*Goal of the exercise:*
Give the number of lines in the listing that hold the word "your". Write nothing but that number.

*Provided material:*

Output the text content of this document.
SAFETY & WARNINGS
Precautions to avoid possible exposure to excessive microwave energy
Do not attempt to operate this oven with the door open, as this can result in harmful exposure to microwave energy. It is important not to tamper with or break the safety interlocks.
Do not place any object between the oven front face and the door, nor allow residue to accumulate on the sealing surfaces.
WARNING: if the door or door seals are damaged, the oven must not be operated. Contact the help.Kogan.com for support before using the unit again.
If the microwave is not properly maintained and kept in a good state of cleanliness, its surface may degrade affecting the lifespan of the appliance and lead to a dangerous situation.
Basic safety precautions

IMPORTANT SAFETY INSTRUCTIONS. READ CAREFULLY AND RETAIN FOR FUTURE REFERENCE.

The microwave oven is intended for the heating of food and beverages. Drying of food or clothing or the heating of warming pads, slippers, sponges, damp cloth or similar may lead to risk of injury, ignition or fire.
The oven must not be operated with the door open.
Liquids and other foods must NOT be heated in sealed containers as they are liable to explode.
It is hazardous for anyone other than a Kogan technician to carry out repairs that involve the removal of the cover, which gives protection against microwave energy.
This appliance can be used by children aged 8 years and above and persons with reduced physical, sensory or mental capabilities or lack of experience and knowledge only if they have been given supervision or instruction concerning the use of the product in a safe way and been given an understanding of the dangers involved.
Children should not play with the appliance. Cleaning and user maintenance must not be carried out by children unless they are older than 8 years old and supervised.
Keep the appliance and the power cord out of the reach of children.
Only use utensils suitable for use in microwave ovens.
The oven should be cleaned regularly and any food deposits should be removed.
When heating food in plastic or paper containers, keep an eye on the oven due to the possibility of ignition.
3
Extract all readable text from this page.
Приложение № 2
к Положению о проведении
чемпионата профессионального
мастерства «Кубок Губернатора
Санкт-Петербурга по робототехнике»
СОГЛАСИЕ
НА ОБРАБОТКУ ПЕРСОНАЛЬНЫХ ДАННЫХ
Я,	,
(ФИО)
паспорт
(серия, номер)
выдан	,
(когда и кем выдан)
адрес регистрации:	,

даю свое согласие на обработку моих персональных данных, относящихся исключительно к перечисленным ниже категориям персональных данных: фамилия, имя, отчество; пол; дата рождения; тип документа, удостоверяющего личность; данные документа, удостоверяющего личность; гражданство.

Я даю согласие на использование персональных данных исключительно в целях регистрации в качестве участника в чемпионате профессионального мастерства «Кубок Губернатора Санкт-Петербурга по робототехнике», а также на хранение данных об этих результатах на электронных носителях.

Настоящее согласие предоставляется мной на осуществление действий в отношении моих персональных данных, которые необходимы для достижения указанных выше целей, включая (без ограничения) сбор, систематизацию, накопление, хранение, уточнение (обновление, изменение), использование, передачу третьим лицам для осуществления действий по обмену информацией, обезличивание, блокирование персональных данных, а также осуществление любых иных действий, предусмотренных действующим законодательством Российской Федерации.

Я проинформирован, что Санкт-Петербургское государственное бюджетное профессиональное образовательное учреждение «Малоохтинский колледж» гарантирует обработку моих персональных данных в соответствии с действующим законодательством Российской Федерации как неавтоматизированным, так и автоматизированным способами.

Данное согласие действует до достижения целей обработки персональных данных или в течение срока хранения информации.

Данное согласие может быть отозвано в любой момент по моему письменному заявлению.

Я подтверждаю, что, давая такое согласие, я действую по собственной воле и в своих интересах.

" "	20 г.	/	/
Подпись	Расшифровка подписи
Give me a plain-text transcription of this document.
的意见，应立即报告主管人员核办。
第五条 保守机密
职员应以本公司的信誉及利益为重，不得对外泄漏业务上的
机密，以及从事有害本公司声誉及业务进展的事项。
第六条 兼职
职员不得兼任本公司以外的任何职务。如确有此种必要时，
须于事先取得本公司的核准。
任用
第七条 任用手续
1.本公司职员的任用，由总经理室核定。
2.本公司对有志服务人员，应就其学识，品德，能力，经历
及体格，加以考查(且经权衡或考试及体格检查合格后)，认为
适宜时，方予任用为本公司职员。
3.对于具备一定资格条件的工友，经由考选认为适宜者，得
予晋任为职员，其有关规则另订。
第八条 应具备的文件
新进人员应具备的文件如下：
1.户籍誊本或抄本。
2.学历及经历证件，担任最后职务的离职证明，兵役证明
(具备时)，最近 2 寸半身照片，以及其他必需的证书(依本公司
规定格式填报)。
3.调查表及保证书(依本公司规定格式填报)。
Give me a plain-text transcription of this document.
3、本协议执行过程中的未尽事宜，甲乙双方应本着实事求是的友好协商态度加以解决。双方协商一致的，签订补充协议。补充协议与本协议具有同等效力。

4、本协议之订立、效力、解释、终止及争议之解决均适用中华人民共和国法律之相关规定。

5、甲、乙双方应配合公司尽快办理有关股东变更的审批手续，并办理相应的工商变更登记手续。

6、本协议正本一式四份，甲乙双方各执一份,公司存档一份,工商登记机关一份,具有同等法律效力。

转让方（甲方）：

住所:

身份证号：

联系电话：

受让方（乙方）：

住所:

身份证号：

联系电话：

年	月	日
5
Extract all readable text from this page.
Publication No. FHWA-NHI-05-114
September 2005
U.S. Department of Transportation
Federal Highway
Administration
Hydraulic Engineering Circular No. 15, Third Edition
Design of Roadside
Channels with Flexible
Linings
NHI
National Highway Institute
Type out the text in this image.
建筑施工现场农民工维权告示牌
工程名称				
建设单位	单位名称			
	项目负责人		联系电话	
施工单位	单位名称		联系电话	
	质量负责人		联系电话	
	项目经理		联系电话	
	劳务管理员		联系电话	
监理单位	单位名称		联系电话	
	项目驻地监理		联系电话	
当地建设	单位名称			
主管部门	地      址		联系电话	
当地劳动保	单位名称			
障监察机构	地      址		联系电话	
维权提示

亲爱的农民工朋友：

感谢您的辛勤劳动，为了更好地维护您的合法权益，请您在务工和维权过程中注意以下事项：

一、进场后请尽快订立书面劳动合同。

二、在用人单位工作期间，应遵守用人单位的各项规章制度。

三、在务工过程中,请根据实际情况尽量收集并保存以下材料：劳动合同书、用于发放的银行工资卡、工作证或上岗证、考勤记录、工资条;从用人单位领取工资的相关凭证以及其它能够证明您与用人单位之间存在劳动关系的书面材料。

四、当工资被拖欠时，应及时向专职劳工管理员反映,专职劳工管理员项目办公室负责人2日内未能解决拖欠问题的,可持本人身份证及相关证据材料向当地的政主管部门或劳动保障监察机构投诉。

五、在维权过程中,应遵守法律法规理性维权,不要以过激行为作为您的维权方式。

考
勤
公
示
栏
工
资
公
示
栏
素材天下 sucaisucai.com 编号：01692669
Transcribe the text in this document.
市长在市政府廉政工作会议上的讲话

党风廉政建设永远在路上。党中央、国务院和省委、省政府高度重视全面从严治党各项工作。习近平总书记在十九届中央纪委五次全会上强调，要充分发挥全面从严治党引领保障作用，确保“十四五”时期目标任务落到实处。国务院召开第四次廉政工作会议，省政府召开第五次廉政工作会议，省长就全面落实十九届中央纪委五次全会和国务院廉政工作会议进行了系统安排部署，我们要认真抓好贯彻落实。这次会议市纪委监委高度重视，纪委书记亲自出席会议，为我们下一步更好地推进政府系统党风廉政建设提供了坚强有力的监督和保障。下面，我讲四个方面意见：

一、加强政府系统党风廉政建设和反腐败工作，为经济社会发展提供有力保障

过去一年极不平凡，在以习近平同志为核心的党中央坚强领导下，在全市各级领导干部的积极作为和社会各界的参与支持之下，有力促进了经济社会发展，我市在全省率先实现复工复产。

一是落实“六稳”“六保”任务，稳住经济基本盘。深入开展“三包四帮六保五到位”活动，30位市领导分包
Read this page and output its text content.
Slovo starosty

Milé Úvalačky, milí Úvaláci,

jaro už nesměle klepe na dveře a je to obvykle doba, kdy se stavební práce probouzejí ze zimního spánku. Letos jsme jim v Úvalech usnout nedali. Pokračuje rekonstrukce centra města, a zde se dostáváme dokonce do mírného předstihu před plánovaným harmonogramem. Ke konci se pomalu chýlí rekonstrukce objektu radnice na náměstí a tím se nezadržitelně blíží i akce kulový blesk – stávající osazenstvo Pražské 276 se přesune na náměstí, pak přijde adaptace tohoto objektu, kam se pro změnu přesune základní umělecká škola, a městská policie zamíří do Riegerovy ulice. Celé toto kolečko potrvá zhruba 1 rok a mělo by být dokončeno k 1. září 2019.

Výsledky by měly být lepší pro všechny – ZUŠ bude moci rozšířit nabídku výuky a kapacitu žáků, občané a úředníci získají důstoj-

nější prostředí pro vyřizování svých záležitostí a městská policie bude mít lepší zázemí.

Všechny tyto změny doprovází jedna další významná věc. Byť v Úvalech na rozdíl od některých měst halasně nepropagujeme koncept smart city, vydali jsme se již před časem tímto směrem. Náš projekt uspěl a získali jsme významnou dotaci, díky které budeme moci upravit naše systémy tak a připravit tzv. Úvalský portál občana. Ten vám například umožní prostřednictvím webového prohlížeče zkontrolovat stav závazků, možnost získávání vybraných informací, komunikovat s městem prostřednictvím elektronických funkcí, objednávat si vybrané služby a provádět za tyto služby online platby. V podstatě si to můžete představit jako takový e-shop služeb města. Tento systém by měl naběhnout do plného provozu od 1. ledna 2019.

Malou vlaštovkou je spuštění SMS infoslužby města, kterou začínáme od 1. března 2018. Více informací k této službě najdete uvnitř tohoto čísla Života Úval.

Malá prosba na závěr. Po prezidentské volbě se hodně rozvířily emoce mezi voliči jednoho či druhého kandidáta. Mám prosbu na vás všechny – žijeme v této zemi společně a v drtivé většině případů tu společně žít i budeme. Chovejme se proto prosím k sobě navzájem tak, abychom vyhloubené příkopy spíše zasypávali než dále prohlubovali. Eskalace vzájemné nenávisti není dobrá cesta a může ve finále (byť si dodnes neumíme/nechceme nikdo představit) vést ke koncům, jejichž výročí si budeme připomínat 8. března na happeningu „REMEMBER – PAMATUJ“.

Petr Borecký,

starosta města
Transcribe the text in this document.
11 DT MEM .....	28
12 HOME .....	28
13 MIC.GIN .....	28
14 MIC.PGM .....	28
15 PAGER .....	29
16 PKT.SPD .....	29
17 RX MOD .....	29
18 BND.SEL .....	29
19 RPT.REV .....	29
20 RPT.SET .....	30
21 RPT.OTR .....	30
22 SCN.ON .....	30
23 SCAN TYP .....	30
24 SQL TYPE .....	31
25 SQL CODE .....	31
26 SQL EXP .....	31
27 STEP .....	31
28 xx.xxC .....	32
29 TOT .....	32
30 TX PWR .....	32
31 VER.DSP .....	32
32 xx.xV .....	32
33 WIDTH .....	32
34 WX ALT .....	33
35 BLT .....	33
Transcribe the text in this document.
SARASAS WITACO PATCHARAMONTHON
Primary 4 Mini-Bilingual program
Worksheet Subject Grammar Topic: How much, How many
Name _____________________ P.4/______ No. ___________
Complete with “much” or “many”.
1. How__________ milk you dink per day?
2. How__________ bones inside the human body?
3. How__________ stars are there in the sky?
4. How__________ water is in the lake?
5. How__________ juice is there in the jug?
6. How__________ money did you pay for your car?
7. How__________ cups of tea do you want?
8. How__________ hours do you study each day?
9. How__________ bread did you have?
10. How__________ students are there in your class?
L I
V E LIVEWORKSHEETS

*The output:*
2